• WHAT IS NEEDED: Output the data exactly, with every line intact.

━━ DATA FOR THIS TASK

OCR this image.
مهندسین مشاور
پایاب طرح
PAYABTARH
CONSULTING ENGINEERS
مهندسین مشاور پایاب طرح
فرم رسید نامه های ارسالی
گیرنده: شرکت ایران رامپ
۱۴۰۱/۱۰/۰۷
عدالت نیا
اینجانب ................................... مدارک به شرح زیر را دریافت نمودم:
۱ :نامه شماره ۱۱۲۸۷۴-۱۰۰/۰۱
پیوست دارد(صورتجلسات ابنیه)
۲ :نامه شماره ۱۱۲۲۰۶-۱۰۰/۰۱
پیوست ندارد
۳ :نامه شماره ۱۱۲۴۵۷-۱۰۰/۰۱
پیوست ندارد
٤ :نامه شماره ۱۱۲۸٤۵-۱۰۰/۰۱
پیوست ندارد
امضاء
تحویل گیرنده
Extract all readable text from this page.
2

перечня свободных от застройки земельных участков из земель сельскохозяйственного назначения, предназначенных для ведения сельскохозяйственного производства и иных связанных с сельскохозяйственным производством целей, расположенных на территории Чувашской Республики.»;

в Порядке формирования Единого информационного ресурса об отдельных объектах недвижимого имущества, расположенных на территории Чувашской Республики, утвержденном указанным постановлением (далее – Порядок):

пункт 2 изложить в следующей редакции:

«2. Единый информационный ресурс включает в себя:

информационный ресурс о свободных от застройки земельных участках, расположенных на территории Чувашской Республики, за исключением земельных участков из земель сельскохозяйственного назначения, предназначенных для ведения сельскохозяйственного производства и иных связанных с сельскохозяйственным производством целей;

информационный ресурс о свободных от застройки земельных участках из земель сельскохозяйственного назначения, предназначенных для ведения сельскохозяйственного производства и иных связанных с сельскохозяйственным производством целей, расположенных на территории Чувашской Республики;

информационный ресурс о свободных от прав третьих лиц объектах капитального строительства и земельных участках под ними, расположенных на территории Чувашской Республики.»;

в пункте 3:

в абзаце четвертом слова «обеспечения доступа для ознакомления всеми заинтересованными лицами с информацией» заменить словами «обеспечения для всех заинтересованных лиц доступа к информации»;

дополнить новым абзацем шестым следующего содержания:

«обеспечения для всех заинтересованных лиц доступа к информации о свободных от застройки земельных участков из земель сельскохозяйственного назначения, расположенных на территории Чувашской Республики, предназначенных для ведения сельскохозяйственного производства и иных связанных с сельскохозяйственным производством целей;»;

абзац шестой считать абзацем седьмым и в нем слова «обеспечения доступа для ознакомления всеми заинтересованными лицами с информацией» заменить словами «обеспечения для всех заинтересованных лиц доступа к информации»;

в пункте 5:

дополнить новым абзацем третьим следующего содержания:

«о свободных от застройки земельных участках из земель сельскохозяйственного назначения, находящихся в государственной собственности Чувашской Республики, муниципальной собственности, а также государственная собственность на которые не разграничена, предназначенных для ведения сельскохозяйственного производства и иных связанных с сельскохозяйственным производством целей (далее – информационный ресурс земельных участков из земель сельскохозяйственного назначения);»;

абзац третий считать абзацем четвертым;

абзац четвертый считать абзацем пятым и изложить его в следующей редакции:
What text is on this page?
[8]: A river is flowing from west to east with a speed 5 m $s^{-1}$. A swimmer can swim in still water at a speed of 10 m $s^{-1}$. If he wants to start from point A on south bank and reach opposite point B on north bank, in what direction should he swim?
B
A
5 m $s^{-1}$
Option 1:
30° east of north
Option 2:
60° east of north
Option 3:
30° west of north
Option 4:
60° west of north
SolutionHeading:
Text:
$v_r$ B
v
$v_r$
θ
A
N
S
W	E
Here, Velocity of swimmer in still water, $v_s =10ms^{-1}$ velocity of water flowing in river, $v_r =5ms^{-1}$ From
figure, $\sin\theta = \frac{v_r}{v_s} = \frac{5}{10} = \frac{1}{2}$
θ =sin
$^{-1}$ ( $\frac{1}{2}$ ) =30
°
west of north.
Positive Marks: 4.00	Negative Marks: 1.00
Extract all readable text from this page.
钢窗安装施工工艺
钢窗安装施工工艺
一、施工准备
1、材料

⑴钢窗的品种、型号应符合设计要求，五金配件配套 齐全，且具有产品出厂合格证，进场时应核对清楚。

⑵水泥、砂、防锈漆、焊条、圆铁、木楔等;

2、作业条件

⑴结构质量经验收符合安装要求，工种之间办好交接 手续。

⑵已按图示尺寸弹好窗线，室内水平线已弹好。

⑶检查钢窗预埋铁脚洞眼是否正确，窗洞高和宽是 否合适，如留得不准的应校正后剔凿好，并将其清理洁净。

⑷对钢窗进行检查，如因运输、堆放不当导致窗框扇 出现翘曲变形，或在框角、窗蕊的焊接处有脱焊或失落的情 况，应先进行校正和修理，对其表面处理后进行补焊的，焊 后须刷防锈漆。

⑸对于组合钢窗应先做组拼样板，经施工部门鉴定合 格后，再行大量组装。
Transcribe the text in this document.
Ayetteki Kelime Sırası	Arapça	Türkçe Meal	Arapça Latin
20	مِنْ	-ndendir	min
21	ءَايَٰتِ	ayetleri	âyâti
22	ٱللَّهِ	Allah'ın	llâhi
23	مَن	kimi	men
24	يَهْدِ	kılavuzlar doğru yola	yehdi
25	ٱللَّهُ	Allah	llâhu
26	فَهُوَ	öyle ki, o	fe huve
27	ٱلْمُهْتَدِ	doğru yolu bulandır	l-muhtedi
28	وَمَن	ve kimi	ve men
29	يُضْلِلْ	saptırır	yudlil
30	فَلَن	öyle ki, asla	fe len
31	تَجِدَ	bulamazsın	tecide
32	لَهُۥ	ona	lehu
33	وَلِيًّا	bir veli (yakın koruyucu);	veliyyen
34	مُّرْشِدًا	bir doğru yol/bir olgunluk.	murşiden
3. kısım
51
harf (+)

━━━━

• RESULT OF THIS TASK:
OCR this image.
مهندسین مشاور
پایاب طرح
PAYABTARH
CONSULTING ENGINEERS
مهندسین مشاور پایاب طرح
فرم رسید نامه های ارسالی
گیرنده: شرکت ایران رامپ
۱۴۰۱/۱۰/۰۷
عدالت نیا
اینجانب ................................... مدارک به شرح زیر را دریافت نمودم:
۱ :نامه شماره ۱۱۲۸۷۴-۱۰۰/۰۱
پیوست دارد(صورتجلسات ابنیه)
۲ :نامه شماره ۱۱۲۲۰۶-۱۰۰/۰۱
پیوست ندارد
۳ :نامه شماره ۱۱۲۴۵۷-۱۰۰/۰۱
پیوست ندارد
٤ :نامه شماره ۱۱۲۸٤۵-۱۰۰/۰۱
پیوست ندارد
امضاء
تحویل گیرنده
Extract all readable text from this page.
2

перечня свободных от застройки земельных участков из земель сельскохозяйственного назначения, предназначенных для ведения сельскохозяйственного производства и иных связанных с сельскохозяйственным производством целей, расположенных на территории Чувашской Республики.»;

в Порядке формирования Единого информационного ресурса об отдельных объектах недвижимого имущества, расположенных на территории Чувашской Республики, утвержденном указанным постановлением (далее – Порядок):

пункт 2 изложить в следующей редакции:

«2. Единый информационный ресурс включает в себя:

информационный ресурс о свободных от застройки земельных участках, расположенных на территории Чувашской Республики, за исключением земельных участков из земель сельскохозяйственного назначения, предназначенных для ведения сельскохозяйственного производства и иных связанных с сельскохозяйственным производством целей;

информационный ресурс о свободных от застройки земельных участках из земель сельскохозяйственного назначения, предназначенных для ведения сельскохозяйственного производства и иных связанных с сельскохозяйственным производством целей, расположенных на территории Чувашской Республики;

информационный ресурс о свободных от прав третьих лиц объектах капитального строительства и земельных участках под ними, расположенных на территории Чувашской Республики.»;

в пункте 3:

в абзаце четвертом слова «обеспечения доступа для ознакомления всеми заинтересованными лицами с информацией» заменить словами «обеспечения для всех заинтересованных лиц доступа к информации»;

дополнить новым абзацем шестым следующего содержания:

«обеспечения для всех заинтересованных лиц доступа к информации о свободных от застройки земельных участков из земель сельскохозяйственного назначения, расположенных на территории Чувашской Республики, предназначенных для ведения сельскохозяйственного производства и иных связанных с сельскохозяйственным производством целей;»;

абзац шестой считать абзацем седьмым и в нем слова «обеспечения доступа для ознакомления всеми заинтересованными лицами с информацией» заменить словами «обеспечения для всех заинтересованных лиц доступа к информации»;

в пункте 5:

дополнить новым абзацем третьим следующего содержания:

«о свободных от застройки земельных участках из земель сельскохозяйственного назначения, находящихся в государственной собственности Чувашской Республики, муниципальной собственности, а также государственная собственность на которые не разграничена, предназначенных для ведения сельскохозяйственного производства и иных связанных с сельскохозяйственным производством целей (далее – информационный ресурс земельных участков из земель сельскохозяйственного назначения);»;

абзац третий считать абзацем четвертым;

абзац четвертый считать абзацем пятым и изложить его в следующей редакции:
What text is on this page?
[8]: A river is flowing from west to east with a speed 5 m $s^{-1}$. A swimmer can swim in still water at a speed of 10 m $s^{-1}$. If he wants to start from point A on south bank and reach opposite point B on north bank, in what direction should he swim?
B
A
5 m $s^{-1}$
Option 1:
30° east of north
Option 2:
60° east of north
Option 3:
30° west of north
Option 4:
60° west of north
SolutionHeading:
Text:
$v_r$ B
v
$v_r$
θ
A
N
S
W	E
Here, Velocity of swimmer in still water, $v_s =10ms^{-1}$ velocity of water flowing in river, $v_r =5ms^{-1}$ From
figure, $\sin\theta = \frac{v_r}{v_s} = \frac{5}{10} = \frac{1}{2}$
θ =sin
$^{-1}$ ( $\frac{1}{2}$ ) =30
°
west of north.
Positive Marks: 4.00	Negative Marks: 1.00
Extract all readable text from this page.
钢窗安装施工工艺
钢窗安装施工工艺
一、施工准备
1、材料

⑴钢窗的品种、型号应符合设计要求，五金配件配套 齐全，且具有产品出厂合格证，进场时应核对清楚。

⑵水泥、砂、防锈漆、焊条、圆铁、木楔等;

2、作业条件

⑴结构质量经验收符合安装要求，工种之间办好交接 手续。

⑵已按图示尺寸弹好窗线，室内水平线已弹好。

⑶检查钢窗预埋铁脚洞眼是否正确，窗洞高和宽是 否合适，如留得不准的应校正后剔凿好，并将其清理洁净。

⑷对钢窗进行检查，如因运输、堆放不当导致窗框扇 出现翘曲变形，或在框角、窗蕊的焊接处有脱焊或失落的情 况，应先进行校正和修理，对其表面处理后进行补焊的，焊 后须刷防锈漆。

⑸对于组合钢窗应先做组拼样板，经施工部门鉴定合 格后，再行大量组装。
Transcribe the text in this document.
Ayetteki Kelime Sırası	Arapça	Türkçe Meal	Arapça Latin
20	مِنْ	-ndendir	min
21	ءَايَٰتِ	ayetleri	âyâti
22	ٱللَّهِ	Allah'ın	llâhi
23	مَن	kimi	men
24	يَهْدِ	kılavuzlar doğru yola	yehdi
25	ٱللَّهُ	Allah	llâhu
26	فَهُوَ	öyle ki, o	fe huve
27	ٱلْمُهْتَدِ	doğru yolu bulandır	l-muhtedi
28	وَمَن	ve kimi	ve men
29	يُضْلِلْ	saptırır	yudlil
30	فَلَن	öyle ki, asla	fe len
31	تَجِدَ	bulamazsın	tecide
32	لَهُۥ	ona	lehu
33	وَلِيًّا	bir veli (yakın koruyucu);	veliyyen
34	مُّرْشِدًا	bir doğru yol/bir olgunluk.	murşiden
3. kısım
51
harf (+)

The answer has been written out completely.